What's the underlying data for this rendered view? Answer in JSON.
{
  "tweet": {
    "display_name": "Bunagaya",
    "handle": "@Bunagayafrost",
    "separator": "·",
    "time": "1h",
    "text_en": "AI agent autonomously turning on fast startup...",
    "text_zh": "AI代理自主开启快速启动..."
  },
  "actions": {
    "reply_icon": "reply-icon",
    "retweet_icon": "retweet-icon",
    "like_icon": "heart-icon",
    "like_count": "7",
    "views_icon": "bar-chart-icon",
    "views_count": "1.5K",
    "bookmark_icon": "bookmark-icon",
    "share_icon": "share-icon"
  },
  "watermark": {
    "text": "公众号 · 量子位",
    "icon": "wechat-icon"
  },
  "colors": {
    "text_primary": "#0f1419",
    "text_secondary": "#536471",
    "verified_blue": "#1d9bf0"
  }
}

Stated task:
Return every line exactly.

Answer for this exercise:
What's the underlying data for this rendered view? Answer in JSON.
{
  "tweet": {
    "display_name": "Bunagaya",
    "handle": "@Bunagayafrost",
    "separator": "·",
    "time": "1h",
    "text_en": "AI agent autonomously turning on fast startup...",
    "text_zh": "AI代理自主开启快速启动..."
  },
  "actions": {
    "reply_icon": "reply-icon",
    "retweet_icon": "retweet-icon",
    "like_icon": "heart-icon",
    "like_count": "7",
    "views_icon": "bar-chart-icon",
    "views_count": "1.5K",
    "bookmark_icon": "bookmark-icon",
    "share_icon": "share-icon"
  },
  "watermark": {
    "text": "公众号 · 量子位",
    "icon": "wechat-icon"
  },
  "colors": {
    "text_primary": "#0f1419",
    "text_secondary": "#536471",
    "verified_blue": "#1d9bf0"
  }
}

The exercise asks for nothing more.